_WHAT YOU NEED TO DO:_
Report how many lines in the records below contain the word "JSON". Give only the number.

_PROVIDED INFORMATION:_
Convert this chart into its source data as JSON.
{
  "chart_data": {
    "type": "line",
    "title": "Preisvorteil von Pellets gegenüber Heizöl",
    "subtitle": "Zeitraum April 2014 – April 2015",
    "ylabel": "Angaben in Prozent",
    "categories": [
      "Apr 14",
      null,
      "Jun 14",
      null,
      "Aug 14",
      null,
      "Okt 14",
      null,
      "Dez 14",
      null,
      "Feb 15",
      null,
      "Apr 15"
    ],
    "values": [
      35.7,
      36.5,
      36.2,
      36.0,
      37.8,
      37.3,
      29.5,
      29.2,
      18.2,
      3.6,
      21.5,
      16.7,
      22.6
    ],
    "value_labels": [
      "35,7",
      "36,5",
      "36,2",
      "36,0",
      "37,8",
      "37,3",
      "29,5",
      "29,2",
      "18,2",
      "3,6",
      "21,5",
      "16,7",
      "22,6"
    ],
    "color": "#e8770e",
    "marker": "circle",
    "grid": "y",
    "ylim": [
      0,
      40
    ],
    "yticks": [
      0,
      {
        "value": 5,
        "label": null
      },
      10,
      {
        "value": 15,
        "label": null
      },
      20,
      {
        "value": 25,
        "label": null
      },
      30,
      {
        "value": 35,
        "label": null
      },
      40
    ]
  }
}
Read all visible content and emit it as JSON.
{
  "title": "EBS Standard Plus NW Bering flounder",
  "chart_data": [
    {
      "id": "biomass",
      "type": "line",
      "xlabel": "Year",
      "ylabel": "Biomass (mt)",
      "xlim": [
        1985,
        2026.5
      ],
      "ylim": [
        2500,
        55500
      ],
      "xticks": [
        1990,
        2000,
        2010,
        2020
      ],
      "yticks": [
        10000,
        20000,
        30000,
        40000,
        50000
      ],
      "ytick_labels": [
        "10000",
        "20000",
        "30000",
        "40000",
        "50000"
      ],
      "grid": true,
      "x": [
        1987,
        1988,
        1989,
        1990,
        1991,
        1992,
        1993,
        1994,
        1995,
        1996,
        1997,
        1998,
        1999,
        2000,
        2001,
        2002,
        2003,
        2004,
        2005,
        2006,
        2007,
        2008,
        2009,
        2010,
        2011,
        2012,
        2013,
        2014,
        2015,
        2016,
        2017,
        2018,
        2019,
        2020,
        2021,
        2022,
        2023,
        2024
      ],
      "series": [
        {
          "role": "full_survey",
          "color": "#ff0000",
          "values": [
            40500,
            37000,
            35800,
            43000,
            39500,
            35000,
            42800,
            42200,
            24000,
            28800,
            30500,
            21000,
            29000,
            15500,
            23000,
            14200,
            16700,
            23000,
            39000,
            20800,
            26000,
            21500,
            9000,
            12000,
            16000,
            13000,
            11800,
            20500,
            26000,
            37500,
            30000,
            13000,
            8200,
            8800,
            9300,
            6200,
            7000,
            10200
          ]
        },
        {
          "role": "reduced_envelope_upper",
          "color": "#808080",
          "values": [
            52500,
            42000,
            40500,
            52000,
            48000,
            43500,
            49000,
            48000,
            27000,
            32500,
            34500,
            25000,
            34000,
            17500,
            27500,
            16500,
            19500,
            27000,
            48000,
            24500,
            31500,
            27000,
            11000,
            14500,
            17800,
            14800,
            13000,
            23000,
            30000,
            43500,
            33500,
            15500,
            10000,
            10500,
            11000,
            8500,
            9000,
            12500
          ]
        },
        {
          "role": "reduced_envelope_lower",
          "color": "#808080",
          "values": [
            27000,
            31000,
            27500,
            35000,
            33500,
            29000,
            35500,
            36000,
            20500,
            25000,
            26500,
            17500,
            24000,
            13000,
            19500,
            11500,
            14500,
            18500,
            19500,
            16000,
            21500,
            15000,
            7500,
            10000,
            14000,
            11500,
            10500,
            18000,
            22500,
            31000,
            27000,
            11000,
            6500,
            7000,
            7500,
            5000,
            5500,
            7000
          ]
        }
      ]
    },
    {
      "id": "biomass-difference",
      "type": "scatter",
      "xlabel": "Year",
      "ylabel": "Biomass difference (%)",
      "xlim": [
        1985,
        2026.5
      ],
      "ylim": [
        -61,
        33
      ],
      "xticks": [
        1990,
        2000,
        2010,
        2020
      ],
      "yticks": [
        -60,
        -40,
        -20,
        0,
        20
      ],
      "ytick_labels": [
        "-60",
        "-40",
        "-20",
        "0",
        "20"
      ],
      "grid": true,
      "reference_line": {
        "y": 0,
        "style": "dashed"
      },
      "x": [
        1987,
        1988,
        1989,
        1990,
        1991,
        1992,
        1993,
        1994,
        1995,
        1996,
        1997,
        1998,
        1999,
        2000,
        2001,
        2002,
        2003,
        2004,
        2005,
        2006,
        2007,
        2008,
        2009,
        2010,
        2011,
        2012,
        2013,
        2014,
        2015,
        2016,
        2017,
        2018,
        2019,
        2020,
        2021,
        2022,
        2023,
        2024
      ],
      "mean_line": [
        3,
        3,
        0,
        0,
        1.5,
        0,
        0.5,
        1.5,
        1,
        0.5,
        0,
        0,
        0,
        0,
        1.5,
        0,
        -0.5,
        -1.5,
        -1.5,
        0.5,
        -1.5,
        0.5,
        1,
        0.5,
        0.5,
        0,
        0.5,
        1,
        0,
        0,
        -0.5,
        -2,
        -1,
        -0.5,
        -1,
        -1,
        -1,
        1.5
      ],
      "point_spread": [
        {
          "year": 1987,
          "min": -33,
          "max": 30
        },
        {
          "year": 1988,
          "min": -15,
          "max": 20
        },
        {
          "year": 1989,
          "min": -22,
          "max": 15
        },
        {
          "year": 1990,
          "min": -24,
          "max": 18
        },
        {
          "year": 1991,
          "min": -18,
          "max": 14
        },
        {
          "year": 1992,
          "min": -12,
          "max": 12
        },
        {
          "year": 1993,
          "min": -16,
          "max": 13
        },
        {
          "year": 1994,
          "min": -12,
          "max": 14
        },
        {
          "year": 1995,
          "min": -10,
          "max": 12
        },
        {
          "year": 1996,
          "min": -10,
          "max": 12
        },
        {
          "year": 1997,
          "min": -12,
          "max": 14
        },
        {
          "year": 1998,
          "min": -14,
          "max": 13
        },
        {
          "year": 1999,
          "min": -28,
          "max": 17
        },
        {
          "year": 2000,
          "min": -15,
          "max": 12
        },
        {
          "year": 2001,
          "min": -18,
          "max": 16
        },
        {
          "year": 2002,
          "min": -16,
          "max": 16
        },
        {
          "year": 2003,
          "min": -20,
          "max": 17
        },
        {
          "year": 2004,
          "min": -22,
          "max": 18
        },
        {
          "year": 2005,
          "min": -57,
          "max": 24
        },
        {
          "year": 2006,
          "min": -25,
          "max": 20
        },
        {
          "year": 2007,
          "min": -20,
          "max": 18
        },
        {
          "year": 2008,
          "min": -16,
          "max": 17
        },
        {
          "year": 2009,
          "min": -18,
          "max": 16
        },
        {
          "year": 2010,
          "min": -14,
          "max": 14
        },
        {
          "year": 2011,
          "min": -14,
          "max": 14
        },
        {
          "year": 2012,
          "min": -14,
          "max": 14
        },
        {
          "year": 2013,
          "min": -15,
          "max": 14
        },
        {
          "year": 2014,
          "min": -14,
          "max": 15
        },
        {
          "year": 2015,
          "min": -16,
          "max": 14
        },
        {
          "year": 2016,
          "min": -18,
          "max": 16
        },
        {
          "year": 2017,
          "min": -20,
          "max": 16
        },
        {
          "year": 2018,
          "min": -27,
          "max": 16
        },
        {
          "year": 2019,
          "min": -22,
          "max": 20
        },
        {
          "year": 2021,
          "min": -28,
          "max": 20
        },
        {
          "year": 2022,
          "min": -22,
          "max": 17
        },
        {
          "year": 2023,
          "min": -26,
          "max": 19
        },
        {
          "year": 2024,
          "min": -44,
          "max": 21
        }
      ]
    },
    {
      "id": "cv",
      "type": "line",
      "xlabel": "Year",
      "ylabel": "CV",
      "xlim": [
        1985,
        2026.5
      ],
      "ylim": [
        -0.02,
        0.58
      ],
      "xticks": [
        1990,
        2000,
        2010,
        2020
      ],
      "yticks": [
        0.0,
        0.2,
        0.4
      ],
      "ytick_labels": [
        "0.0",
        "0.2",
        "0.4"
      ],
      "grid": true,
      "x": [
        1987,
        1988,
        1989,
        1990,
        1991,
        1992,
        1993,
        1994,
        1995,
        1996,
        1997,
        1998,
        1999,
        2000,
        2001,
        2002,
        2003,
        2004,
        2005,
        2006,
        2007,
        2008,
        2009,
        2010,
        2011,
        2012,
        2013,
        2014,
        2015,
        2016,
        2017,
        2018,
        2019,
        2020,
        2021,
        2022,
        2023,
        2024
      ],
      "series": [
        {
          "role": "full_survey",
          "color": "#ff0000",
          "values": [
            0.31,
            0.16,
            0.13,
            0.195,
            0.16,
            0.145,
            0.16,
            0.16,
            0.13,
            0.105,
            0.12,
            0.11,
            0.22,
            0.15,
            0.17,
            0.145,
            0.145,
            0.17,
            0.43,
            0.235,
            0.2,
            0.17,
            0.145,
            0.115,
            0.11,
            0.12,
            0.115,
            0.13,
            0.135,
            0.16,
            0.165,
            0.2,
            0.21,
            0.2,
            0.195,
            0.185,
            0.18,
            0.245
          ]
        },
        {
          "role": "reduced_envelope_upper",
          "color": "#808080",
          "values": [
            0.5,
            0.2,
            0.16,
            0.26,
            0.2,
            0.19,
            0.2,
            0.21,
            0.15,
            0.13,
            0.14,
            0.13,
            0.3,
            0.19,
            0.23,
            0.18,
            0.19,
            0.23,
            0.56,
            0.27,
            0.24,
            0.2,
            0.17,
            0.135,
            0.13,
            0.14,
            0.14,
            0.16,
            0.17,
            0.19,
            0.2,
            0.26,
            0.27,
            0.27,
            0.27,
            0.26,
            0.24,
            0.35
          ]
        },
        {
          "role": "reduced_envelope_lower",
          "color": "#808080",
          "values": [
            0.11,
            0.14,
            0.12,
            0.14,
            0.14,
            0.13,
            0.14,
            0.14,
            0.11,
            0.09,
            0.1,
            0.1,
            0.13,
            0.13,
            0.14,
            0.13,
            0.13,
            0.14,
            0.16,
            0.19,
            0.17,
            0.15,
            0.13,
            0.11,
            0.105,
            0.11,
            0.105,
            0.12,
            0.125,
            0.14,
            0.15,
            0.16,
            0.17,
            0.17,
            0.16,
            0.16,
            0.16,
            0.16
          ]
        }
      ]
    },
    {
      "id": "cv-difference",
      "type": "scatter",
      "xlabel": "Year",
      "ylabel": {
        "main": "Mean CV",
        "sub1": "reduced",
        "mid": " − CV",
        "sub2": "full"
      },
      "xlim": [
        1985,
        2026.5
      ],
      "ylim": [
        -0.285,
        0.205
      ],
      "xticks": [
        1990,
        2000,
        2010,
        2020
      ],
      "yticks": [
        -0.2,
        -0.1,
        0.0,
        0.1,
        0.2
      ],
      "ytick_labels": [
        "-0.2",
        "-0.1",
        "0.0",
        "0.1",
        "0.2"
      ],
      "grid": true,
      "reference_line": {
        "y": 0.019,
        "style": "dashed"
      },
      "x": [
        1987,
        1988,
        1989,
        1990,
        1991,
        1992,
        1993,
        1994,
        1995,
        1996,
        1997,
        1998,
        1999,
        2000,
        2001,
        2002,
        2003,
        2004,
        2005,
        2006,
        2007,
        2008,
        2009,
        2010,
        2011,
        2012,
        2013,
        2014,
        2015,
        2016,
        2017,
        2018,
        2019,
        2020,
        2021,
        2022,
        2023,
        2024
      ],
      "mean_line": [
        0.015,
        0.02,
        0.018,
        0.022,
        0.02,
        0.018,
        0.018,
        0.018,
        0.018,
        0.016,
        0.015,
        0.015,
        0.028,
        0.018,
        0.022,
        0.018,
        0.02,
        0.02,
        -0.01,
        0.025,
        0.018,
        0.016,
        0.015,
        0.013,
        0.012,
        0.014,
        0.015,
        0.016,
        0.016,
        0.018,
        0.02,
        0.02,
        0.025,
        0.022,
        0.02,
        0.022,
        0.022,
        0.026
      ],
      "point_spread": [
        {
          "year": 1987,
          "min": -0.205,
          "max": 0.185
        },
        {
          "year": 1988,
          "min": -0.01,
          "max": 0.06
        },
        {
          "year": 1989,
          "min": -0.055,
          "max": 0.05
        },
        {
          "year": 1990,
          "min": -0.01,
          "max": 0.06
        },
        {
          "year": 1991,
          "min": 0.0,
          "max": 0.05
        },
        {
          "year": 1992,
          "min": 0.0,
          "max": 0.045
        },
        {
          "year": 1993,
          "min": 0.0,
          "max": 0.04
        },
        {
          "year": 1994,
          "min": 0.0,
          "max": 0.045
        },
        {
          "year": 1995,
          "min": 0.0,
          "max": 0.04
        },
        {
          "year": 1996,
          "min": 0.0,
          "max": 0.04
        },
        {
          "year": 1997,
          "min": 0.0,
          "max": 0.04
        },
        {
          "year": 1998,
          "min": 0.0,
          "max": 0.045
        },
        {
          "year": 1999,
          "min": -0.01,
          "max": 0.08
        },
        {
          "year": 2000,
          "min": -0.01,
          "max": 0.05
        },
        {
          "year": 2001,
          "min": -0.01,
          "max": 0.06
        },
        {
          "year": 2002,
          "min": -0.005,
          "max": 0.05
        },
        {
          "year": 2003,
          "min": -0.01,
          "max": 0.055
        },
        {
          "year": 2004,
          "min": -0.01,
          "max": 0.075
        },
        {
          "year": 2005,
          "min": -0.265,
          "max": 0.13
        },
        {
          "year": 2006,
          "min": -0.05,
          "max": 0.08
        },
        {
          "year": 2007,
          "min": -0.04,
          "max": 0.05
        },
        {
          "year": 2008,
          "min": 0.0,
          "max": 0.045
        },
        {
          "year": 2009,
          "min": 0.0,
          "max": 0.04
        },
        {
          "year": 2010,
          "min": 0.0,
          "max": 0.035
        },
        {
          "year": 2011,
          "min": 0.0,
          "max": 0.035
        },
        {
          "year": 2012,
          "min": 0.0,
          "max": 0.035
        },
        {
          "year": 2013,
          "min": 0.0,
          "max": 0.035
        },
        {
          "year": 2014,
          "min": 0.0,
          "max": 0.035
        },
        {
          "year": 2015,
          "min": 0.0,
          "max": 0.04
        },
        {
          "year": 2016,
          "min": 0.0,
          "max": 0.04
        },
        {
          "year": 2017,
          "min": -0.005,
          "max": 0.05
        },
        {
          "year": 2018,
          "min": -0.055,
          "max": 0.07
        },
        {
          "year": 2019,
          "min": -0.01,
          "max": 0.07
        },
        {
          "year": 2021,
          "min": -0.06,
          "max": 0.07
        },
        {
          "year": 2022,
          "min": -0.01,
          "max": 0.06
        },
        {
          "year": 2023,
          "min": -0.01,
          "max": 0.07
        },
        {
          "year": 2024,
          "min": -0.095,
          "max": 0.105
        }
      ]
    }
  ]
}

_EXERCISE OUTPUT:_
2